>> START Records for the task
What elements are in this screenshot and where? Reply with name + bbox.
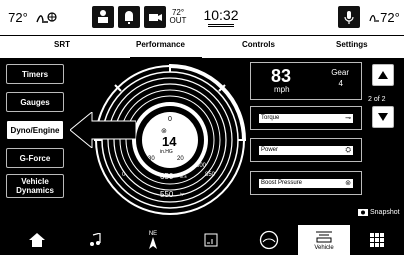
passenger-temp-value: 72° [380, 9, 400, 25]
torque-value: 650 [160, 172, 174, 181]
clock-underline [208, 24, 234, 27]
snapshot-button[interactable]: Snapshot [358, 208, 400, 216]
side-item-g-force[interactable]: G-Force [6, 148, 64, 168]
vehicle-button[interactable]: Vehicle [298, 224, 350, 255]
clock: 10:32 [196, 0, 246, 34]
wrench-icon: ⊸ [345, 115, 351, 122]
home-button[interactable] [12, 224, 62, 255]
phone-button[interactable] [186, 224, 236, 255]
media-button[interactable] [70, 224, 120, 255]
torque-unit: lb-ft [180, 174, 187, 179]
outside-temperature: 72° OUT [166, 0, 190, 34]
power-value: 550 [160, 190, 174, 199]
steering-wheel-icon [259, 230, 279, 249]
camera-icon [358, 209, 368, 216]
home-icon [29, 232, 45, 247]
boost-tile[interactable]: Boost Pressure ⊚ [250, 171, 362, 195]
tab-controls[interactable]: Controls [242, 40, 275, 49]
srt-car-icon [316, 231, 332, 242]
status-bar: 72° 72° OUT 10:32 72° [0, 0, 404, 36]
torque-bar: Torque ⊸ [257, 114, 353, 123]
gauge-scale-850: 850 [205, 172, 216, 178]
power-bar: Power ⛭ [257, 146, 353, 155]
engine-icon: ⛭ [345, 147, 351, 154]
power-unit: hp [180, 191, 185, 196]
torque-label: Torque [261, 115, 280, 121]
side-item-dyno-engine[interactable]: Dyno/Engine [6, 120, 64, 140]
power-label: Power [261, 147, 279, 153]
power-tile[interactable]: Power ⛭ [250, 138, 362, 162]
heated-seat-icon[interactable] [32, 0, 60, 34]
side-item-gauges[interactable]: Gauges [6, 92, 64, 112]
gear-value: 4 [338, 79, 343, 88]
gauge-scale-left: -30 [146, 156, 155, 162]
gauge-scale-800: 800 [196, 163, 207, 169]
bottom-nav: NE Vehicle [0, 224, 404, 255]
side-item-vehicle-dynamics[interactable]: Vehicle Dynamics [6, 174, 64, 198]
boost-bar: Boost Pressure ⊚ [257, 179, 353, 188]
outside-temp-label: OUT [169, 16, 187, 25]
driver-temp[interactable]: 72° [4, 0, 32, 34]
phone-icon [204, 233, 218, 246]
speed-tile: 83 mph Gear 4 [250, 62, 362, 100]
boost-label: Boost Pressure [261, 180, 303, 186]
passenger-temp[interactable]: 72° [364, 0, 404, 34]
microphone-icon[interactable] [338, 6, 360, 28]
clock-time: 10:32 [203, 7, 239, 23]
page-indicator: 2 of 2 [368, 96, 386, 103]
gauge-scale-left2: 20 [177, 156, 184, 162]
notification-icon[interactable] [118, 6, 140, 28]
compass-arrow-icon [149, 237, 157, 249]
camera-icon[interactable] [144, 6, 166, 28]
side-item-timers[interactable]: Timers [6, 64, 64, 84]
tab-settings[interactable]: Settings [336, 40, 368, 49]
gauge-center-unit: in.HG [160, 149, 173, 155]
driver-icon[interactable] [92, 6, 114, 28]
gauge-center-value: 14 [162, 134, 177, 149]
gauge-zero-label: 0 [168, 116, 172, 123]
page-down-button[interactable] [372, 106, 394, 128]
pointer-arrow [69, 110, 137, 153]
page-up-button[interactable] [372, 64, 394, 86]
music-note-icon [90, 232, 101, 246]
apps-button[interactable] [352, 224, 402, 255]
speed-unit: mph [274, 85, 290, 94]
snapshot-label: Snapshot [370, 208, 400, 216]
heated-seat-passenger-icon [369, 15, 380, 22]
turbo-icon: ⊚ [345, 180, 351, 187]
gear-label: Gear [331, 68, 349, 77]
gauge-zero-outer: 0 [122, 172, 126, 178]
controls-button[interactable] [244, 224, 294, 255]
tab-srt[interactable]: SRT [54, 40, 70, 49]
speed-value: 83 [271, 66, 292, 86]
apps-grid-icon [370, 232, 384, 247]
tab-performance[interactable]: Performance [136, 40, 185, 49]
tab-bar: SRT Performance Controls Settings [0, 36, 404, 58]
vehicle-label: Vehicle [314, 244, 334, 251]
nav-compass-button[interactable]: NE [128, 224, 178, 255]
torque-tile[interactable]: Torque ⊸ [250, 106, 362, 130]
>> END Records for the task
▶ [Exercise instructions] In the records above, replace "mph" with "km/h" and change nothing else. Leave the pictures out.

▶ [Task result]
What elements are in this screenshot and where? Reply with name + bbox.
passenger-temp-value: 72° [380, 9, 400, 25]
torque-value: 650 [160, 172, 174, 181]
clock-underline [208, 24, 234, 27]
snapshot-button[interactable]: Snapshot [358, 208, 400, 216]
side-item-g-force[interactable]: G-Force [6, 148, 64, 168]
vehicle-button[interactable]: Vehicle [298, 224, 350, 255]
clock: 10:32 [196, 0, 246, 34]
wrench-icon: ⊸ [345, 115, 351, 122]
home-button[interactable] [12, 224, 62, 255]
phone-button[interactable] [186, 224, 236, 255]
media-button[interactable] [70, 224, 120, 255]
torque-unit: lb-ft [180, 174, 187, 179]
outside-temperature: 72° OUT [166, 0, 190, 34]
power-value: 550 [160, 190, 174, 199]
steering-wheel-icon [259, 230, 279, 249]
camera-icon [358, 209, 368, 216]
home-icon [29, 232, 45, 247]
boost-tile[interactable]: Boost Pressure ⊚ [250, 171, 362, 195]
tab-controls[interactable]: Controls [242, 40, 275, 49]
srt-car-icon [316, 231, 332, 242]
status-bar: 72° 72° OUT 10:32 72° [0, 0, 404, 36]
torque-bar: Torque ⊸ [257, 114, 353, 123]
gauge-scale-850: 850 [205, 172, 216, 178]
power-bar: Power ⛭ [257, 146, 353, 155]
engine-icon: ⛭ [345, 147, 351, 154]
power-unit: hp [180, 191, 185, 196]
torque-label: Torque [261, 115, 280, 121]
side-item-dyno-engine[interactable]: Dyno/Engine [6, 120, 64, 140]
power-label: Power [261, 147, 279, 153]
power-tile[interactable]: Power ⛭ [250, 138, 362, 162]
heated-seat-icon[interactable] [32, 0, 60, 34]
side-item-gauges[interactable]: Gauges [6, 92, 64, 112]
gear-value: 4 [338, 79, 343, 88]
gauge-scale-left: -30 [146, 156, 155, 162]
gauge-scale-800: 800 [196, 163, 207, 169]
bottom-nav: NE Vehicle [0, 224, 404, 255]
side-item-vehicle-dynamics[interactable]: Vehicle Dynamics [6, 174, 64, 198]
boost-bar: Boost Pressure ⊚ [257, 179, 353, 188]
outside-temp-label: OUT [169, 16, 187, 25]
driver-temp[interactable]: 72° [4, 0, 32, 34]
phone-icon [204, 233, 218, 246]
speed-tile: 83 km/h Gear 4 [250, 62, 362, 100]
boost-label: Boost Pressure [261, 180, 303, 186]
passenger-temp[interactable]: 72° [364, 0, 404, 34]
microphone-icon[interactable] [338, 6, 360, 28]
clock-time: 10:32 [203, 7, 239, 23]
page-indicator: 2 of 2 [368, 96, 386, 103]
gauge-scale-left2: 20 [177, 156, 184, 162]
notification-icon[interactable] [118, 6, 140, 28]
compass-arrow-icon [149, 237, 157, 249]
camera-icon[interactable] [144, 6, 166, 28]
side-item-timers[interactable]: Timers [6, 64, 64, 84]
tab-settings[interactable]: Settings [336, 40, 368, 49]
gauge-center-unit: in.HG [160, 149, 173, 155]
driver-icon[interactable] [92, 6, 114, 28]
gauge-center-value: 14 [162, 134, 177, 149]
gauge-zero-label: 0 [168, 116, 172, 123]
page-down-button[interactable] [372, 106, 394, 128]
pointer-arrow [69, 110, 137, 153]
page-up-button[interactable] [372, 64, 394, 86]
music-note-icon [90, 232, 101, 246]
apps-button[interactable] [352, 224, 402, 255]
speed-unit: km/h [274, 85, 290, 94]
snapshot-label: Snapshot [370, 208, 400, 216]
heated-seat-passenger-icon [369, 15, 380, 22]
turbo-icon: ⊚ [345, 180, 351, 187]
gear-label: Gear [331, 68, 349, 77]
gauge-zero-outer: 0 [122, 172, 126, 178]
controls-button[interactable] [244, 224, 294, 255]
tab-srt[interactable]: SRT [54, 40, 70, 49]
speed-value: 83 [271, 66, 292, 86]
apps-grid-icon [370, 232, 384, 247]
tab-performance[interactable]: Performance [136, 40, 185, 49]
tab-bar: SRT Performance Controls Settings [0, 36, 404, 58]
vehicle-label: Vehicle [314, 244, 334, 251]
nav-compass-button[interactable]: NE [128, 224, 178, 255]
torque-tile[interactable]: Torque ⊸ [250, 106, 362, 130]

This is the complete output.